» **Directive**
Write the records below out in full, character for character, with no pictures.

» **Dataset records**

_ _ _ _ _

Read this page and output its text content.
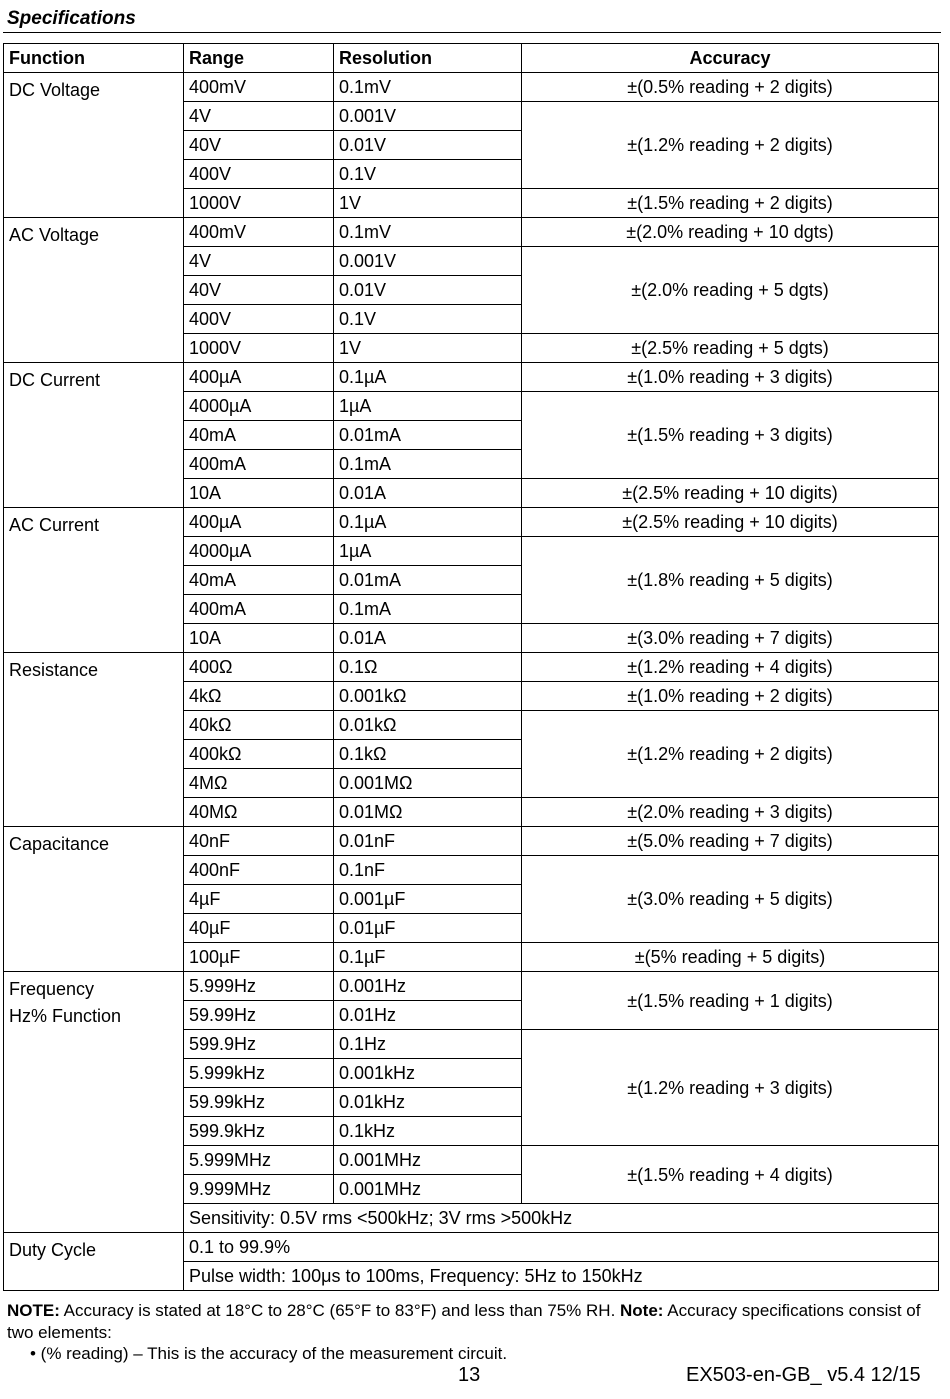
Specifications
Function	Range	Resolution	Accuracy

DC Voltage	400mV	0.1mV	±(0.5% reading + 2 digits)
	4V	0.001V	±(1.2% reading + 2 digits)
	40V	0.01V	
	400V	0.1V	
	1000V	1V	±(1.5% reading + 2 digits)

AC Voltage	400mV	0.1mV	±(2.0% reading + 10 dgts)
	4V	0.001V	±(2.0% reading + 5 dgts)
	40V	0.01V	
	400V	0.1V	
	1000V	1V	±(2.5% reading + 5 dgts)

DC Current	400µA	0.1µA	±(1.0% reading + 3 digits)
	4000µA	1µA	±(1.5% reading + 3 digits)
	40mA	0.01mA	
	400mA	0.1mA	
	10A	0.01A	±(2.5% reading + 10 digits)

AC Current	400µA	0.1µA	±(2.5% reading + 10 digits)
	4000µA	1µA	±(1.8% reading + 5 digits)
	40mA	0.01mA	
	400mA	0.1mA	
	10A	0.01A	±(3.0% reading + 7 digits)

Resistance	400Ω	0.1Ω	±(1.2% reading + 4 digits)
	4kΩ	0.001kΩ	±(1.0% reading + 2 digits)
	40kΩ	0.01kΩ	±(1.2% reading + 2 digits)
	400kΩ	0.1kΩ	
	4MΩ	0.001MΩ	
	40MΩ	0.01MΩ	±(2.0% reading + 3 digits)

Capacitance	40nF	0.01nF	±(5.0% reading + 7 digits)
	400nF	0.1nF	±(3.0% reading + 5 digits)
	4µF	0.001µF	
	40µF	0.01µF	
	100µF	0.1µF	±(5% reading + 5 digits)

Frequency
Hz% Function	5.999Hz	0.001Hz	±(1.5% reading + 1 digits)
	59.99Hz	0.01Hz	
	599.9Hz	0.1Hz	±(1.2% reading + 3 digits)
	5.999kHz	0.001kHz	
	59.99kHz	0.01kHz	
	599.9kHz	0.1kHz	
	5.999MHz	0.001MHz	±(1.5% reading + 4 digits)
	9.999MHz	0.001MHz	
	Sensitivity: 0.5V rms <500kHz; 3V rms >500kHz		

Duty Cycle	0.1 to 99.9%		
	Pulse width: 100μs to 100ms, Frequency: 5Hz to 150kHz		
NOTE: Accuracy is stated at 18°C to 28°C (65°F to 83°F) and less than 75% RH. Note: Accuracy specifications consist of two elements:
• (% reading) – This is the accuracy of the measurement circuit.
13	EX503-en-GB_ v5.4 12/15
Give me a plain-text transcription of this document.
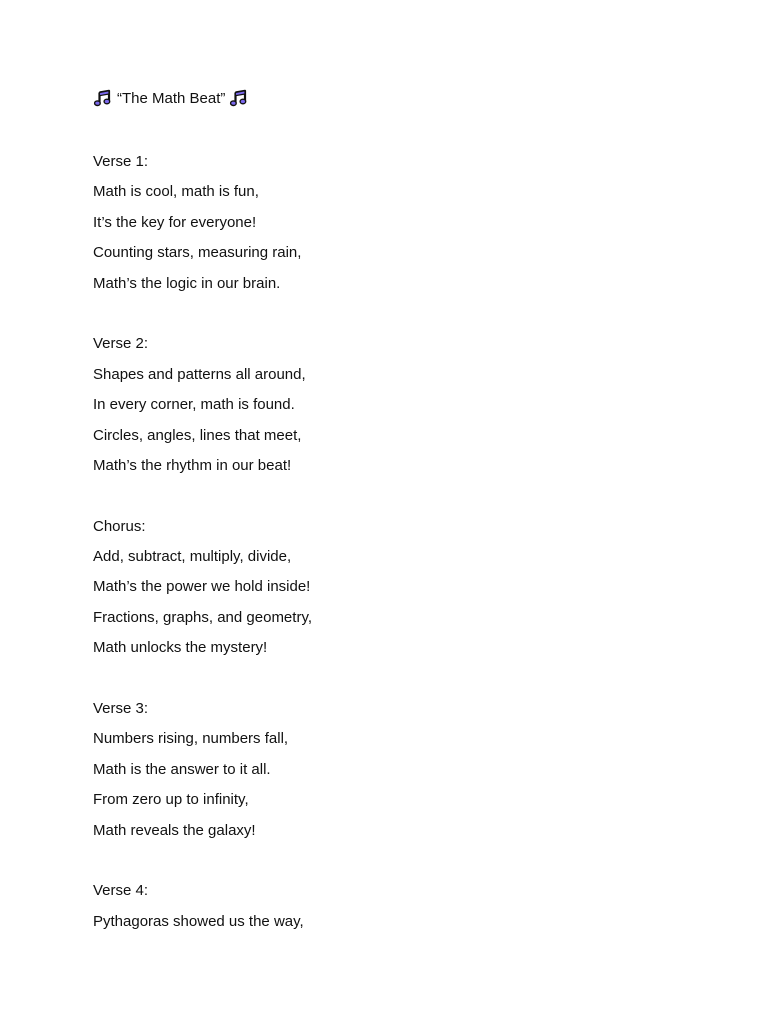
“The Math Beat”
Verse 1:
Math is cool, math is fun,
It’s the key for everyone!
Counting stars, measuring rain,
Math’s the logic in our brain.
Verse 2:
Shapes and patterns all around,
In every corner, math is found.
Circles, angles, lines that meet,
Math’s the rhythm in our beat!
Chorus:
Add, subtract, multiply, divide,
Math’s the power we hold inside!
Fractions, graphs, and geometry,
Math unlocks the mystery!
Verse 3:
Numbers rising, numbers fall,
Math is the answer to it all.
From zero up to infinity,
Math reveals the galaxy!
Verse 4:
Pythagoras showed us the way,
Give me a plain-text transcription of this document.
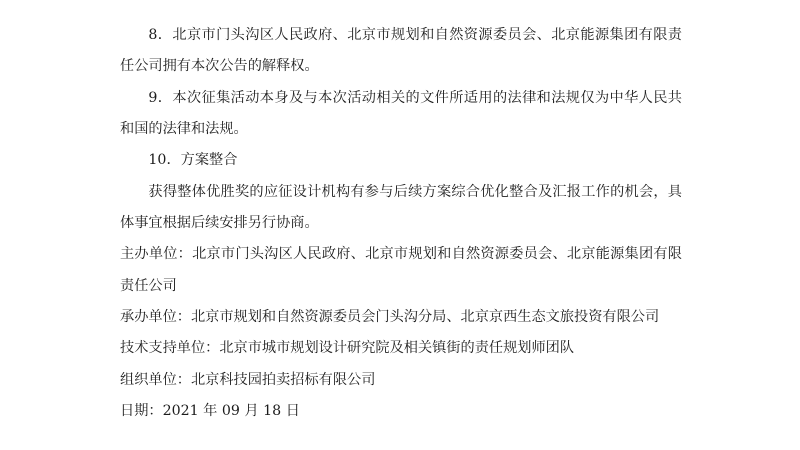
8．北京市门头沟区人民政府、北京市规划和自然资源委员会、北京能源集团有限责任公司拥有本次公告的解释权。

9．本次征集活动本身及与本次活动相关的文件所适用的法律和法规仅为中华人民共和国的法律和法规。

10．方案整合

获得整体优胜奖的应征设计机构有参与后续方案综合优化整合及汇报工作的机会，具体事宜根据后续安排另行协商。

主办单位：北京市门头沟区人民政府、北京市规划和自然资源委员会、北京能源集团有限责任公司

承办单位：北京市规划和自然资源委员会门头沟分局、北京京西生态文旅投资有限公司

技术支持单位：北京市城市规划设计研究院及相关镇街的责任规划师团队

组织单位：北京科技园拍卖招标有限公司

日期：2021 年 09 月 18 日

_ _ _ _ _

» **Solution to the exercise**
Read this page and output its text content.
Specifications
Function	Range	Resolution	Accuracy

DC Voltage	400mV	0.1mV	±(0.5% reading + 2 digits)
	4V	0.001V	±(1.2% reading + 2 digits)
	40V	0.01V	
	400V	0.1V	
	1000V	1V	±(1.5% reading + 2 digits)

AC Voltage	400mV	0.1mV	±(2.0% reading + 10 dgts)
	4V	0.001V	±(2.0% reading + 5 dgts)
	40V	0.01V	
	400V	0.1V	
	1000V	1V	±(2.5% reading + 5 dgts)

DC Current	400µA	0.1µA	±(1.0% reading + 3 digits)
	4000µA	1µA	±(1.5% reading + 3 digits)
	40mA	0.01mA	
	400mA	0.1mA	
	10A	0.01A	±(2.5% reading + 10 digits)

AC Current	400µA	0.1µA	±(2.5% reading + 10 digits)
	4000µA	1µA	±(1.8% reading + 5 digits)
	40mA	0.01mA	
	400mA	0.1mA	
	10A	0.01A	±(3.0% reading + 7 digits)

Resistance	400Ω	0.1Ω	±(1.2% reading + 4 digits)
	4kΩ	0.001kΩ	±(1.0% reading + 2 digits)
	40kΩ	0.01kΩ	±(1.2% reading + 2 digits)
	400kΩ	0.1kΩ	
	4MΩ	0.001MΩ	
	40MΩ	0.01MΩ	±(2.0% reading + 3 digits)

Capacitance	40nF	0.01nF	±(5.0% reading + 7 digits)
	400nF	0.1nF	±(3.0% reading + 5 digits)
	4µF	0.001µF	
	40µF	0.01µF	
	100µF	0.1µF	±(5% reading + 5 digits)

Frequency
Hz% Function	5.999Hz	0.001Hz	±(1.5% reading + 1 digits)
	59.99Hz	0.01Hz	
	599.9Hz	0.1Hz	±(1.2% reading + 3 digits)
	5.999kHz	0.001kHz	
	59.99kHz	0.01kHz	
	599.9kHz	0.1kHz	
	5.999MHz	0.001MHz	±(1.5% reading + 4 digits)
	9.999MHz	0.001MHz	
	Sensitivity: 0.5V rms <500kHz; 3V rms >500kHz		

Duty Cycle	0.1 to 99.9%		
	Pulse width: 100μs to 100ms, Frequency: 5Hz to 150kHz		
NOTE: Accuracy is stated at 18°C to 28°C (65°F to 83°F) and less than 75% RH. Note: Accuracy specifications consist of two elements:
• (% reading) – This is the accuracy of the measurement circuit.
13	EX503-en-GB_ v5.4 12/15
Give me a plain-text transcription of this document.
“The Math Beat”
Verse 1:
Math is cool, math is fun,
It’s the key for everyone!
Counting stars, measuring rain,
Math’s the logic in our brain.
Verse 2:
Shapes and patterns all around,
In every corner, math is found.
Circles, angles, lines that meet,
Math’s the rhythm in our beat!
Chorus:
Add, subtract, multiply, divide,
Math’s the power we hold inside!
Fractions, graphs, and geometry,
Math unlocks the mystery!
Verse 3:
Numbers rising, numbers fall,
Math is the answer to it all.
From zero up to infinity,
Math reveals the galaxy!
Verse 4:
Pythagoras showed us the way,
Give me a plain-text transcription of this document.
8．北京市门头沟区人民政府、北京市规划和自然资源委员会、北京能源集团有限责任公司拥有本次公告的解释权。

9．本次征集活动本身及与本次活动相关的文件所适用的法律和法规仅为中华人民共和国的法律和法规。

10．方案整合

获得整体优胜奖的应征设计机构有参与后续方案综合优化整合及汇报工作的机会，具体事宜根据后续安排另行协商。

主办单位：北京市门头沟区人民政府、北京市规划和自然资源委员会、北京能源集团有限责任公司

承办单位：北京市规划和自然资源委员会门头沟分局、北京京西生态文旅投资有限公司

技术支持单位：北京市城市规划设计研究院及相关镇街的责任规划师团队

组织单位：北京科技园拍卖招标有限公司

日期：2021 年 09 月 18 日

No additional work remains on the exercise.